_PROBLEM DESCRIPTION_.
From the listing below, pull out the lines that hold "this".

_DATA RECORDS_.
§
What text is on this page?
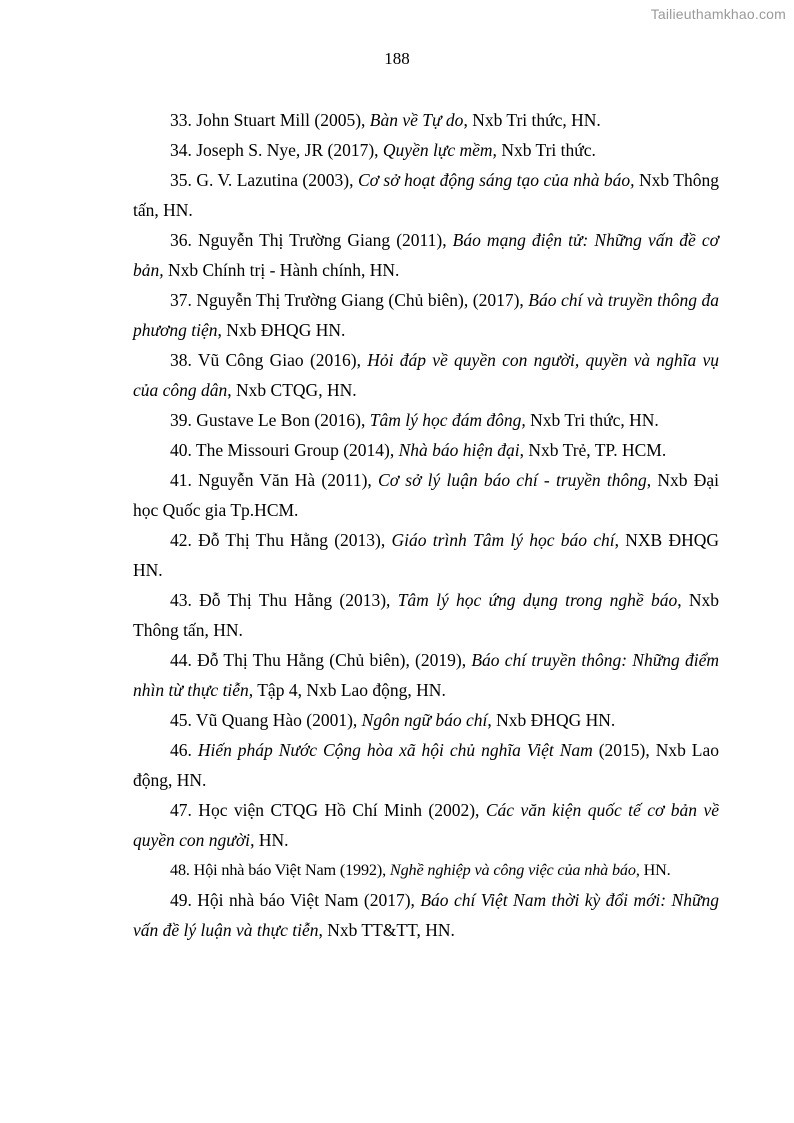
Tailieuthamkhao.com
188

33. John Stuart Mill (2005), Bàn về Tự do, Nxb Tri thức, HN.

34. Joseph S. Nye, JR (2017), Quyền lực mềm, Nxb Tri thức.

35. G. V. Lazutina (2003), Cơ sở hoạt động sáng tạo của nhà báo, Nxb Thông tấn, HN.

36. Nguyễn Thị Trường Giang (2011), Báo mạng điện tử: Những vấn đề cơ bản, Nxb Chính trị - Hành chính, HN.

37. Nguyễn Thị Trường Giang (Chủ biên), (2017), Báo chí và truyền thông đa phương tiện, Nxb ĐHQG HN.

38. Vũ Công Giao (2016), Hỏi đáp về quyền con người, quyền và nghĩa vụ của công dân, Nxb CTQG, HN.

39. Gustave Le Bon (2016), Tâm lý học đám đông, Nxb Tri thức, HN.

40. The Missouri Group (2014), Nhà báo hiện đại, Nxb Trẻ, TP. HCM.

41. Nguyễn Văn Hà (2011), Cơ sở lý luận báo chí - truyền thông, Nxb Đại học Quốc gia Tp.HCM.

42. Đỗ Thị Thu Hằng (2013), Giáo trình Tâm lý học báo chí, NXB ĐHQG HN.

43. Đỗ Thị Thu Hằng (2013), Tâm lý học ứng dụng trong nghề báo, Nxb Thông tấn, HN.

44. Đỗ Thị Thu Hằng (Chủ biên), (2019), Báo chí truyền thông: Những điểm nhìn từ thực tiễn, Tập 4, Nxb Lao động, HN.

45. Vũ Quang Hào (2001), Ngôn ngữ báo chí, Nxb ĐHQG HN.

46. Hiến pháp Nước Cộng hòa xã hội chủ nghĩa Việt Nam (2015), Nxb Lao động, HN.

47. Học viện CTQG Hồ Chí Minh (2002), Các văn kiện quốc tế cơ bản về quyền con người, HN.

48. Hội nhà báo Việt Nam (1992), Nghề nghiệp và công việc của nhà báo, HN.

49. Hội nhà báo Việt Nam (2017), Báo chí Việt Nam thời kỳ đổi mới: Những vấn đề lý luận và thực tiễn, Nxb TT&TT, HN.
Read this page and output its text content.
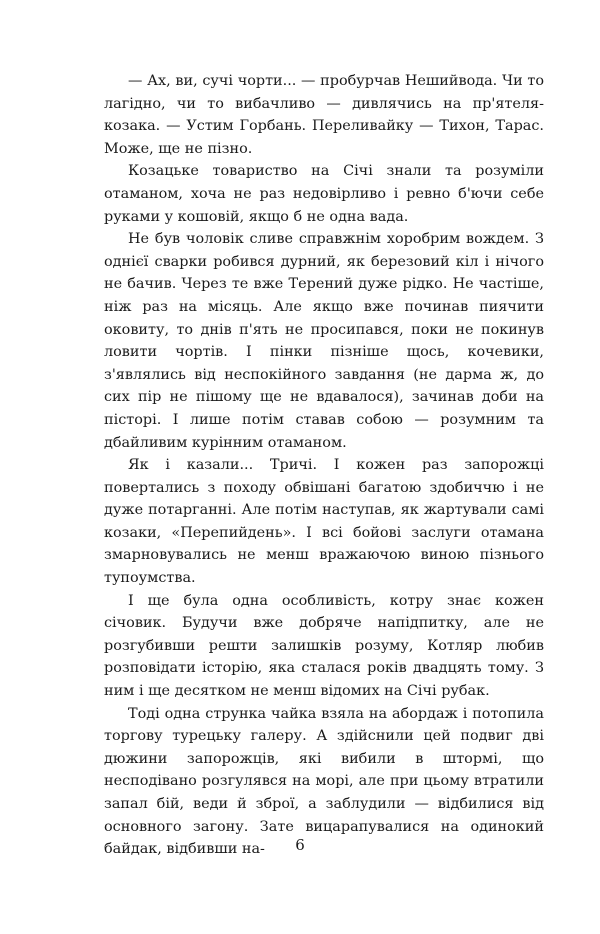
— Ах, ви, сучі чорти... — пробурчав Нешийвода. Чи то лагідно, чи то вибачливо — дивлячись на пр'ятеля-козака. — Устим Горбань. Переливайку — Тихон, Тарас. Може, ще не пізно.

Козацьке товариство на Січі знали та розуміли отаманом, хоча не раз недовірливо і ревно б'ючи себе руками у кошовій, якщо б не одна вада.

Не був чоловік сливе справжнім хоробрим вождем. З однієї сварки робився дурний, як березовий кіл і нічого не бачив. Через те вже Терений дуже рідко. Не частіше, ніж раз на місяць. Але якщо вже починав пиячити оковиту, то днів п'ять не просипався, поки не покинув ловити чортів. І пінки пізніше щось, кочевики, з'являлись від неспокійного завдання (не дарма ж, до сих пір не пішому ще не вдавалося), зачинав доби на пісторі. І лише потім ставав собою — розумним та дбайливим курінним отаманом.

Як і казали... Тричі. І кожен раз запорожці повертались з походу обвішані багатою здобиччю і не дуже потарганні. Але потім наступав, як жартували самі козаки, «Перепийдень». І всі бойові заслуги отамана змарновувались не менш вражаючою виною пізнього тупоумства.

І ще була одна особливість, котру знає кожен січовик. Будучи вже добряче напідпитку, але не розгубивши решти залишків розуму, Котляр любив розповідати історію, яка сталася років двадцять тому. З ним і ще десятком не менш відомих на Січі рубак.

Тоді одна струнка чайка взяла на абордаж і потопила торгову турецьку галеру. А здійснили цей подвиг дві дюжини запорожців, які вибили в штормі, що несподівано розгулявся на морі, але при цьому втратили запал бій, веди й зброї, а заблудили — відбилися від основного загону. Зате вицарапувалися на одинокий байдак, відбивши на-	6
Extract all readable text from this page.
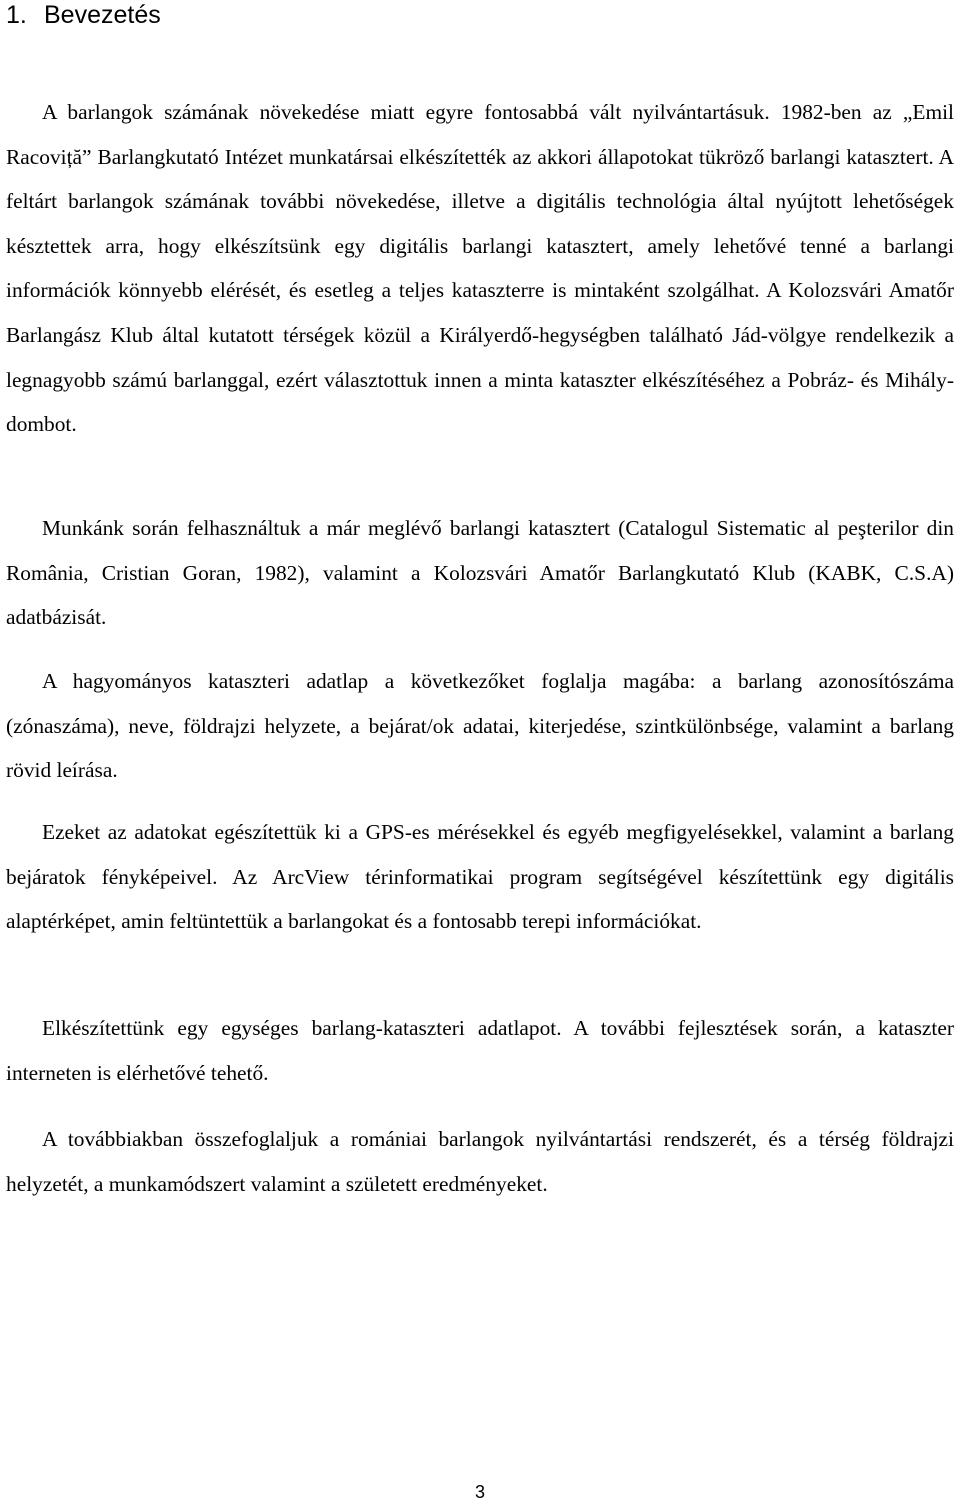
1. Bevezetés

A barlangok számának növekedése miatt egyre fontosabbá vált nyilvántartásuk. 1982-ben az „Emil Racoviță” Barlangkutató Intézet munkatársai elkészítették az akkori állapotokat tükröző barlangi katasztert. A feltárt barlangok számának további növekedése, illetve a digitális technológia által nyújtott lehetőségek késztettek arra, hogy elkészítsünk egy digitális barlangi katasztert, amely lehetővé tenné a barlangi információk könnyebb elérését, és esetleg a teljes kataszterre is mintaként szolgálhat. A Kolozsvári Amatőr Barlangász Klub által kutatott térségek közül a Királyerdő-hegységben található Jád-völgye rendelkezik a legnagyobb számú barlanggal, ezért választottuk innen a minta kataszter elkészítéséhez a Pobráz- és Mihály-dombot.

Munkánk során felhasználtuk a már meglévő barlangi katasztert (Catalogul Sistematic al peşterilor din România, Cristian Goran, 1982), valamint a Kolozsvári Amatőr Barlangkutató Klub (KABK, C.S.A) adatbázisát.

A hagyományos kataszteri adatlap a következőket foglalja magába: a barlang azonosítószáma (zónaszáma), neve, földrajzi helyzete, a bejárat/ok adatai, kiterjedése, szintkülönbsége, valamint a barlang rövid leírása.

Ezeket az adatokat egészítettük ki a GPS-es mérésekkel és egyéb megfigyelésekkel, valamint a barlang bejáratok fényképeivel. Az ArcView térinformatikai program segítségével készítettünk egy digitális alaptérképet, amin feltüntettük a barlangokat és a fontosabb terepi információkat.

Elkészítettünk egy egységes barlang-kataszteri adatlapot. A további fejlesztések során, a kataszter interneten is elérhetővé tehető.

A továbbiakban összefoglaljuk a romániai barlangok nyilvántartási rendszerét, és a térség földrajzi helyzetét, a munkamódszert valamint a született eredményeket.

3
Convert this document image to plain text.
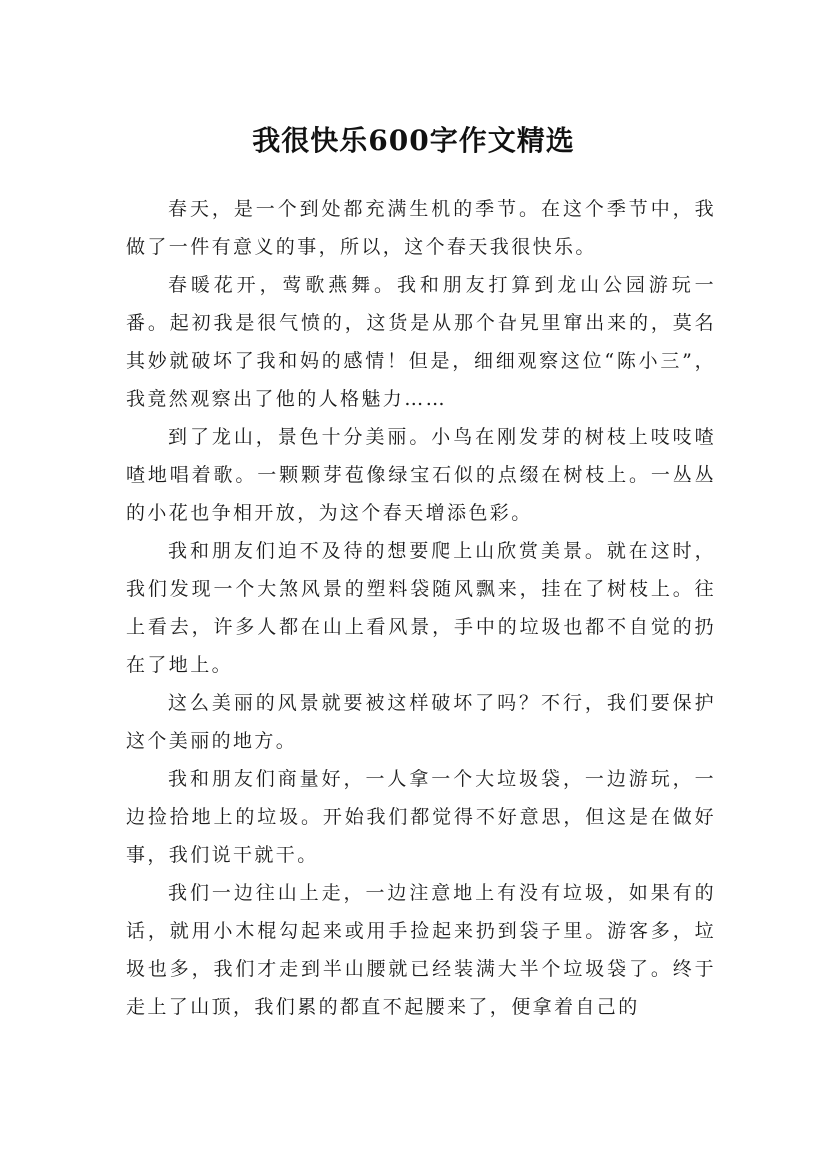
我很快乐600字作文精选

春天，是一个到处都充满生机的季节。在这个季节中，我做了一件有意义的事，所以，这个春天我很快乐。

春暖花开，莺歌燕舞。我和朋友打算到龙山公园游玩一番。起初我是很气愤的，这货是从那个旮旯里窜出来的，莫名其妙就破坏了我和妈的感情！但是，细细观察这位“陈小三”，我竟然观察出了他的人格魅力……

到了龙山，景色十分美丽。小鸟在刚发芽的树枝上吱吱喳喳地唱着歌。一颗颗芽苞像绿宝石似的点缀在树枝上。一丛丛的小花也争相开放，为这个春天增添色彩。

我和朋友们迫不及待的想要爬上山欣赏美景。就在这时，我们发现一个大煞风景的塑料袋随风飘来，挂在了树枝上。往上看去，许多人都在山上看风景，手中的垃圾也都不自觉的扔在了地上。

这么美丽的风景就要被这样破坏了吗？不行，我们要保护这个美丽的地方。

我和朋友们商量好，一人拿一个大垃圾袋，一边游玩，一边捡拾地上的垃圾。开始我们都觉得不好意思，但这是在做好事，我们说干就干。

我们一边往山上走，一边注意地上有没有垃圾，如果有的话，就用小木棍勾起来或用手捡起来扔到袋子里。游客多，垃圾也多，我们才走到半山腰就已经装满大半个垃圾袋了。终于走上了山顶，我们累的都直不起腰来了，便拿着自己的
§
_WRITTEN RESPONSE_.
What text is on this page?
Read this page and output its text content.
Extract all readable text from this page.
Convert this document image to plain text.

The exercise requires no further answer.